**** DATASET EXTRACT
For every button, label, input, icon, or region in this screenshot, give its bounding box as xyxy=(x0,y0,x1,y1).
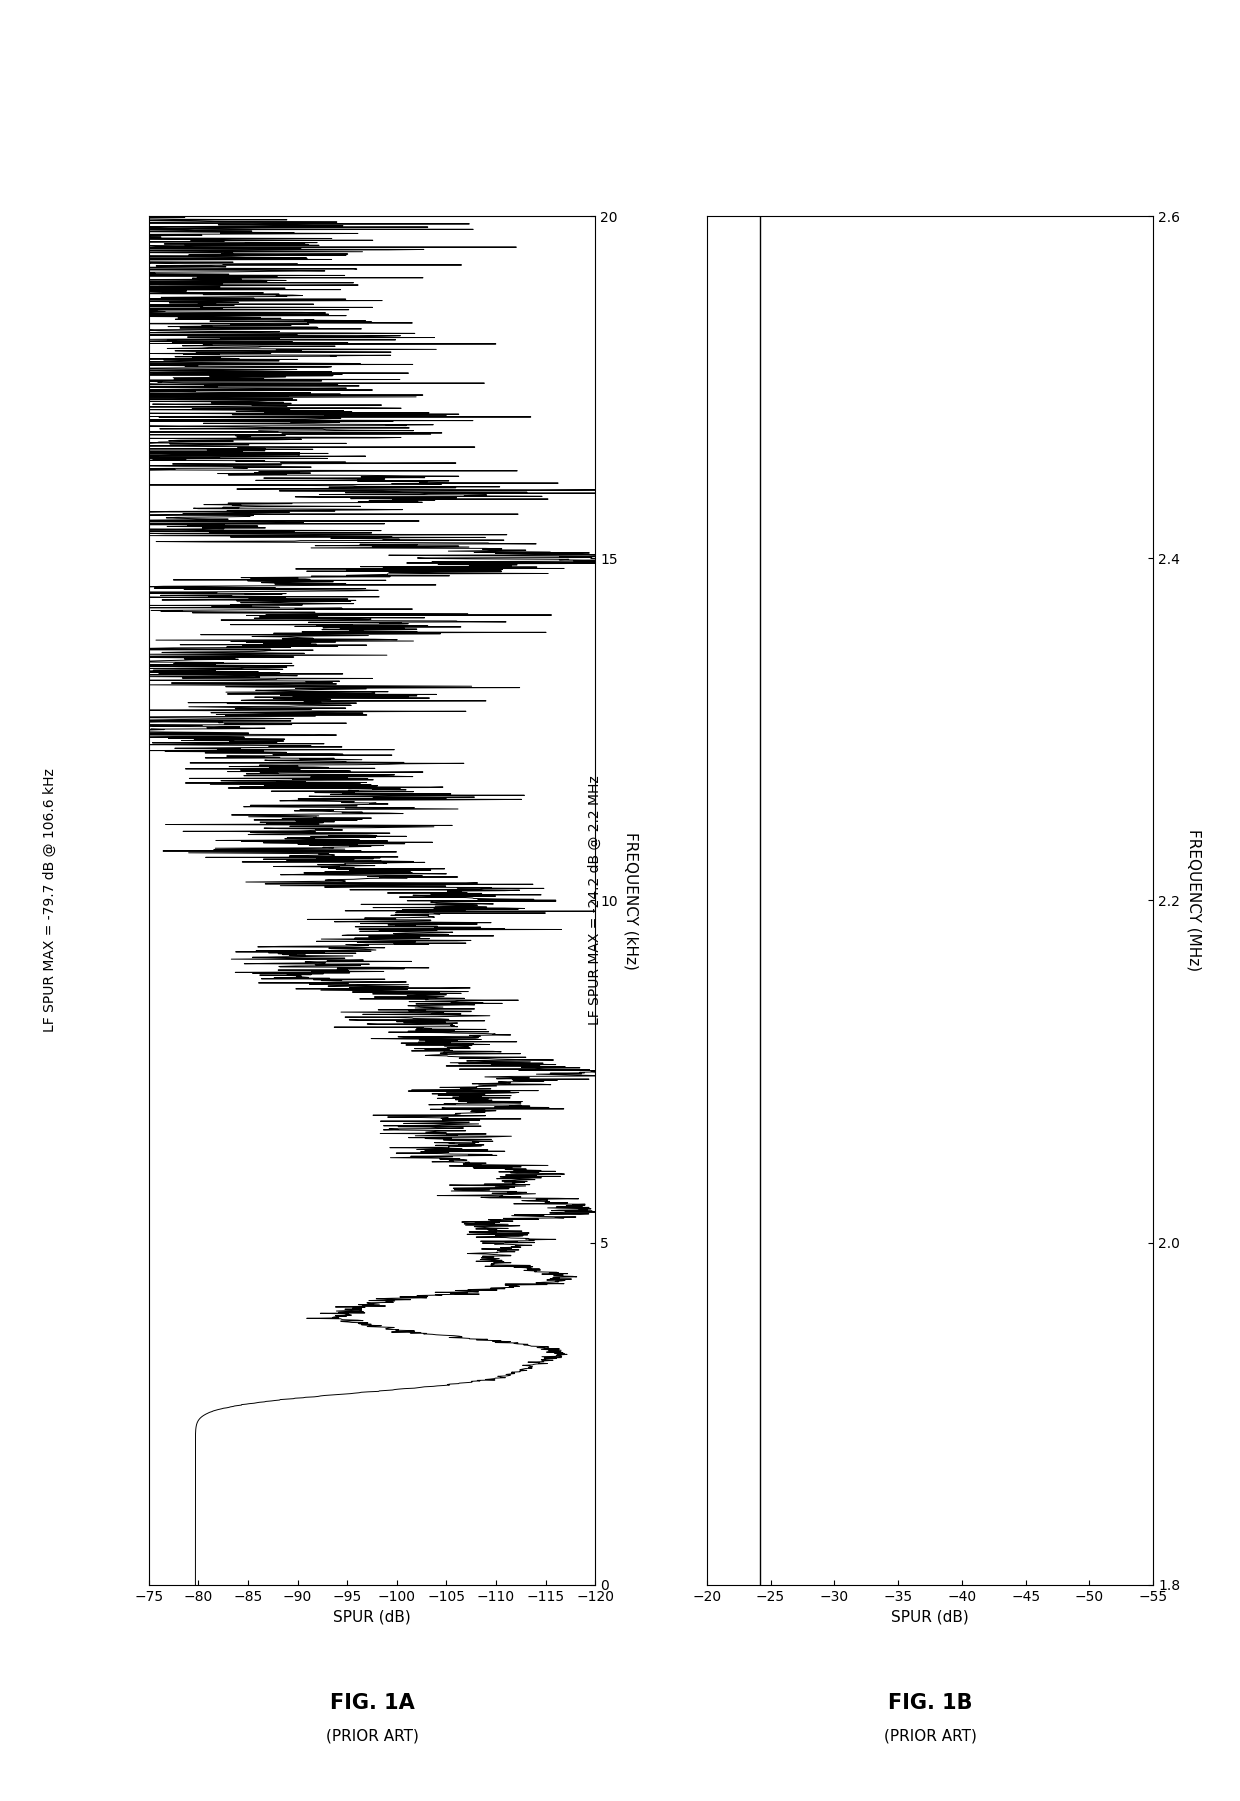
Text: FIG. 1A: FIG. 1A xyxy=(330,1693,414,1713)
Text: (PRIOR ART): (PRIOR ART) xyxy=(884,1729,976,1743)
Text: LF SPUR MAX = -79.7 dB @ 106.6 kHz: LF SPUR MAX = -79.7 dB @ 106.6 kHz xyxy=(42,769,57,1032)
X-axis label: SPUR (dB): SPUR (dB) xyxy=(892,1610,968,1625)
Text: LF SPUR MAX = -24.2 dB @ 2.2 MHz: LF SPUR MAX = -24.2 dB @ 2.2 MHz xyxy=(588,776,603,1025)
Y-axis label: FREQUENCY (kHz): FREQUENCY (kHz) xyxy=(624,832,639,969)
X-axis label: SPUR (dB): SPUR (dB) xyxy=(334,1610,410,1625)
Y-axis label: FREQUENCY (MHz): FREQUENCY (MHz) xyxy=(1185,830,1202,971)
Text: FIG. 1B: FIG. 1B xyxy=(888,1693,972,1713)
Text: (PRIOR ART): (PRIOR ART) xyxy=(326,1729,418,1743)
********
- THE TASK
Copy every line of the records above exactly as it appears, leaving out the pictures.

- COMPLETE OUTPUT
For every button, label, input, icon, or region in this screenshot, give its bounding box as xyxy=(x0,y0,x1,y1).
Text: FIG. 1A: FIG. 1A xyxy=(330,1693,414,1713)
Text: (PRIOR ART): (PRIOR ART) xyxy=(884,1729,976,1743)
Text: LF SPUR MAX = -79.7 dB @ 106.6 kHz: LF SPUR MAX = -79.7 dB @ 106.6 kHz xyxy=(42,769,57,1032)
X-axis label: SPUR (dB): SPUR (dB) xyxy=(892,1610,968,1625)
Text: LF SPUR MAX = -24.2 dB @ 2.2 MHz: LF SPUR MAX = -24.2 dB @ 2.2 MHz xyxy=(588,776,603,1025)
Y-axis label: FREQUENCY (kHz): FREQUENCY (kHz) xyxy=(624,832,639,969)
X-axis label: SPUR (dB): SPUR (dB) xyxy=(334,1610,410,1625)
Y-axis label: FREQUENCY (MHz): FREQUENCY (MHz) xyxy=(1185,830,1202,971)
Text: FIG. 1B: FIG. 1B xyxy=(888,1693,972,1713)
Text: (PRIOR ART): (PRIOR ART) xyxy=(326,1729,418,1743)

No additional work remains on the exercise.